Record excerpts -
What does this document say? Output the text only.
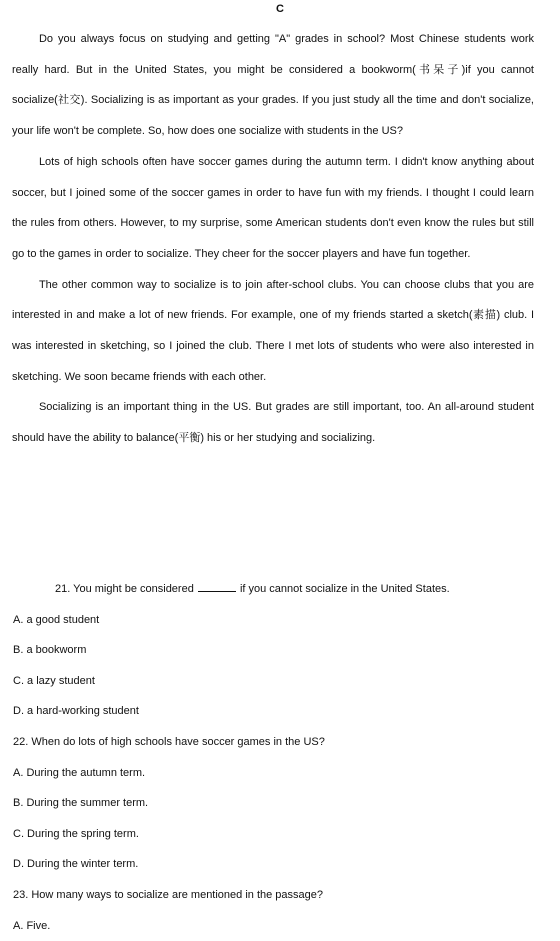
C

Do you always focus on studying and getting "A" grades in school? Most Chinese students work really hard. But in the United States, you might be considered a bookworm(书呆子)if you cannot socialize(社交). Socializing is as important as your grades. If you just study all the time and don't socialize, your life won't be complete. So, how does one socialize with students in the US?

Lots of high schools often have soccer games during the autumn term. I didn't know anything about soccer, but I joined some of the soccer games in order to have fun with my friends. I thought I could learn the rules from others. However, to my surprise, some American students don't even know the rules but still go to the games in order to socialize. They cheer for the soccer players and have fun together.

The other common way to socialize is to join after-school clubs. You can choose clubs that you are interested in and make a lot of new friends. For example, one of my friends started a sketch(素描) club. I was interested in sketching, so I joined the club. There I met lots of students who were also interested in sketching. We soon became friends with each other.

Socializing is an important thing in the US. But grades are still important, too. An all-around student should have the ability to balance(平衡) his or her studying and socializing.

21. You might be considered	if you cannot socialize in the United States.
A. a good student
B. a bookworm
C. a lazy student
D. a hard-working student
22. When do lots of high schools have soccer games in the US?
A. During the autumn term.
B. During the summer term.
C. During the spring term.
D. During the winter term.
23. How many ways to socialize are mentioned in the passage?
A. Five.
...
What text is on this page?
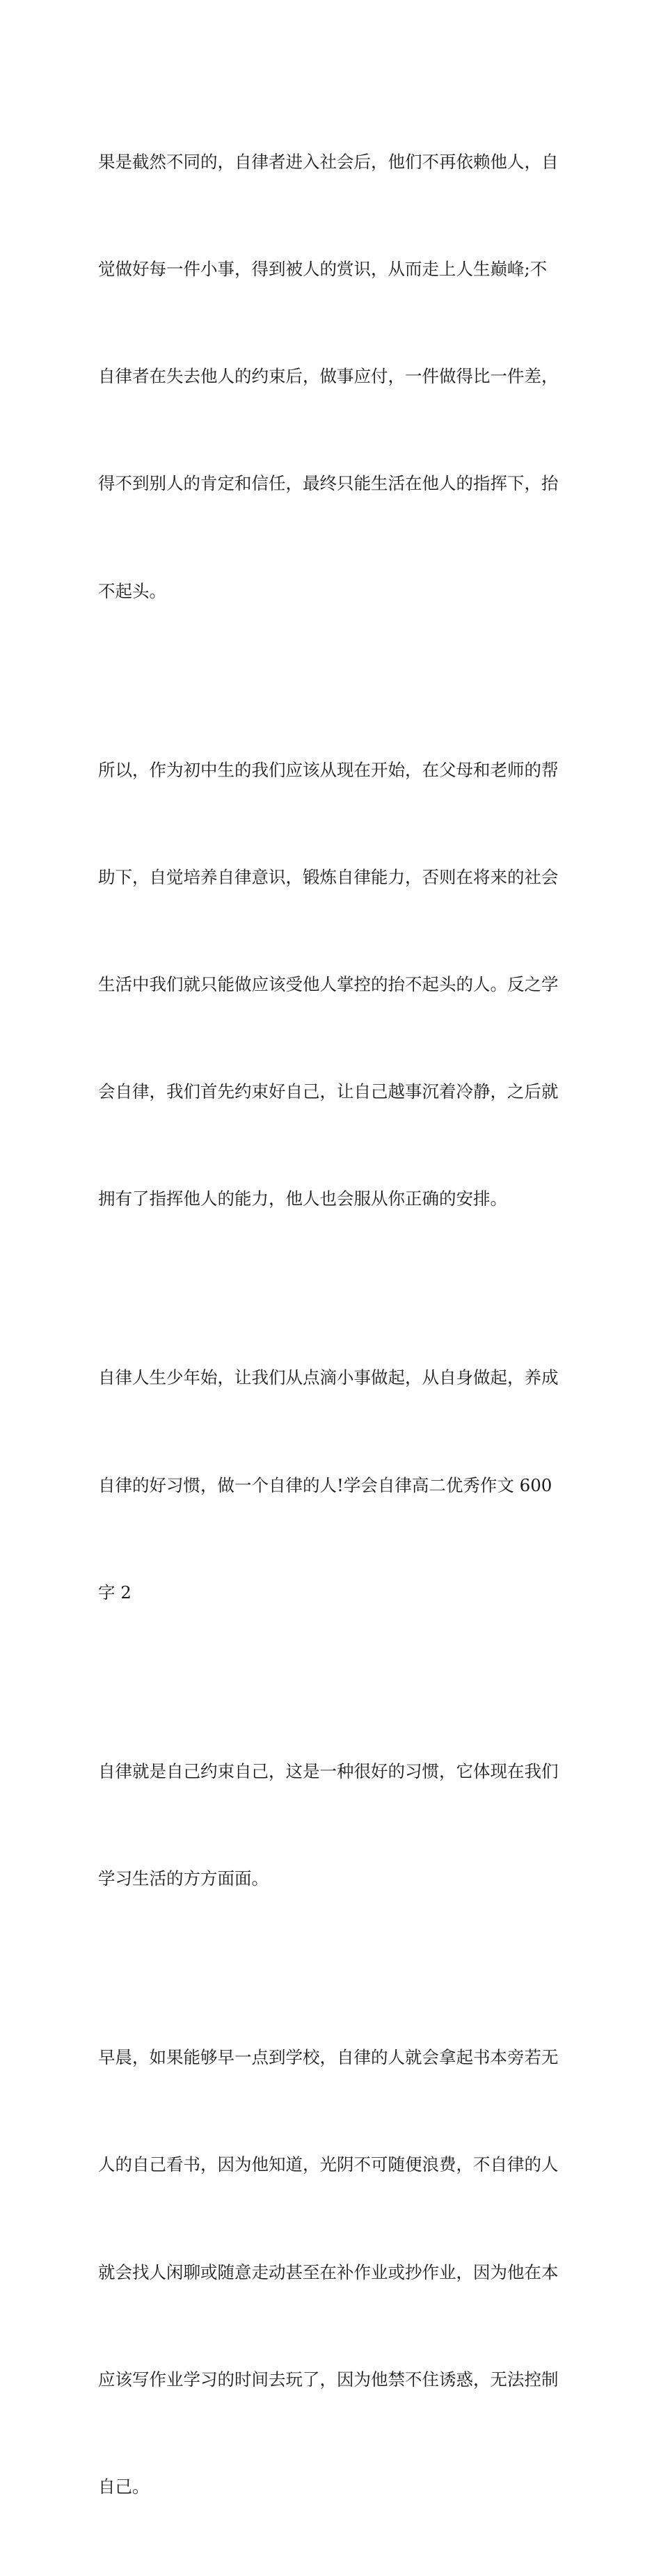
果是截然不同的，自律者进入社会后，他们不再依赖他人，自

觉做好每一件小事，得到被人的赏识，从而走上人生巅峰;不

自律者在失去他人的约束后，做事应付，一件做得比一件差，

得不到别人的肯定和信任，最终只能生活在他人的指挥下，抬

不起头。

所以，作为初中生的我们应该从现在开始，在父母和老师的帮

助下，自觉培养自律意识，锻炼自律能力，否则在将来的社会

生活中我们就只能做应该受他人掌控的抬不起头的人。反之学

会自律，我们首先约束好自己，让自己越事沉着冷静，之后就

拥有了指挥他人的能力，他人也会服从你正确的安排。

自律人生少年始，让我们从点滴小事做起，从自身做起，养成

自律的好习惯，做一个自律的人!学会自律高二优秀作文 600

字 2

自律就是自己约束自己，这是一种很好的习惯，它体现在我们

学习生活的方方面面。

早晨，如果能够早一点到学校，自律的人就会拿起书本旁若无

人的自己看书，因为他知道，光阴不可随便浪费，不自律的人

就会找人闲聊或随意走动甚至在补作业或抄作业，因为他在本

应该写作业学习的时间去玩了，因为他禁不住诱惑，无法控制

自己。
--
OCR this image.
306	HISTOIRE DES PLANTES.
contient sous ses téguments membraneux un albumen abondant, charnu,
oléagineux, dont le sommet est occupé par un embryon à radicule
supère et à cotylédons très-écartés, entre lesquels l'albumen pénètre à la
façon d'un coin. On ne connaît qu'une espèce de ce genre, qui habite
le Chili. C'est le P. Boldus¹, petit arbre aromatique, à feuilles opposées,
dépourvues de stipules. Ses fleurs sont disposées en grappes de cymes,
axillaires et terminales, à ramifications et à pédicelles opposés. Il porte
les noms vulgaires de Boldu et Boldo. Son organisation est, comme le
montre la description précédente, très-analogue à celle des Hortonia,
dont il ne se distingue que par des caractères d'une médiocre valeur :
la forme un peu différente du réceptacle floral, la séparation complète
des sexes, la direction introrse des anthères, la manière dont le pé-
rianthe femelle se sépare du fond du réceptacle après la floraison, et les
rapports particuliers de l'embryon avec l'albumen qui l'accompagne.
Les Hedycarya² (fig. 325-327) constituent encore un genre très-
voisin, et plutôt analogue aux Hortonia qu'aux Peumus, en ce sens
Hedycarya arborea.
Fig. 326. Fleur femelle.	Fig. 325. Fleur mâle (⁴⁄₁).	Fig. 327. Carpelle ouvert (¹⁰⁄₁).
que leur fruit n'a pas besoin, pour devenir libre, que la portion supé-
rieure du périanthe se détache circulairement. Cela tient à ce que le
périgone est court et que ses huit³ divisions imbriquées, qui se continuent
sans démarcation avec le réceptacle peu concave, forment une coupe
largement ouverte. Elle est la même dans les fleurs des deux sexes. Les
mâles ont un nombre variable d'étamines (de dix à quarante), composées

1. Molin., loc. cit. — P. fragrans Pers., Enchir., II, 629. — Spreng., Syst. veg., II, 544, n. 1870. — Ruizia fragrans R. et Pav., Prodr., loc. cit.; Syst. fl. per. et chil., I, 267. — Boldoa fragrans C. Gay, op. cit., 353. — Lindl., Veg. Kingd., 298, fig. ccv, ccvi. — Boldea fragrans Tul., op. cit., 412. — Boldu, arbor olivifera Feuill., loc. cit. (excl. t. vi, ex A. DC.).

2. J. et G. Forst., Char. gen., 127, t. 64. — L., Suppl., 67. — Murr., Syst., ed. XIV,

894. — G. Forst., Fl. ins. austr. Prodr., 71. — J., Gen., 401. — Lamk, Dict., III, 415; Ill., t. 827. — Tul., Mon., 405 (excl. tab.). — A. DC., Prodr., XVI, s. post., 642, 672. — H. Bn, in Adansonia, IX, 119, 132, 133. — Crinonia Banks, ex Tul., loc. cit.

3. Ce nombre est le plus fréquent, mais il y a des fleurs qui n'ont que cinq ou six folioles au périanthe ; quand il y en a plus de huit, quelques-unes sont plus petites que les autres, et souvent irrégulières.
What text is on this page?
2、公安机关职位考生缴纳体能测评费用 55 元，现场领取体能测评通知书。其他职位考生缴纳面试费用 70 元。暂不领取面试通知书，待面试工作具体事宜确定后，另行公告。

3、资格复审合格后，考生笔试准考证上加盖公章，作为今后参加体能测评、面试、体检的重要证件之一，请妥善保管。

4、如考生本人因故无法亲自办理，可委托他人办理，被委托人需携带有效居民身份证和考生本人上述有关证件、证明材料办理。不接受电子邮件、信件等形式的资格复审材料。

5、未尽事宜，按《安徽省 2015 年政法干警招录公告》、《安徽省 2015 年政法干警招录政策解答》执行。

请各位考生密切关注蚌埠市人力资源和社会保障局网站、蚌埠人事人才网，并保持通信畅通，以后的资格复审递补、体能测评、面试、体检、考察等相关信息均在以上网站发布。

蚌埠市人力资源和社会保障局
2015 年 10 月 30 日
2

Directions - Report how many lines of the data contain the word "Hortonia", using the number alone.

Answer to this problem - 2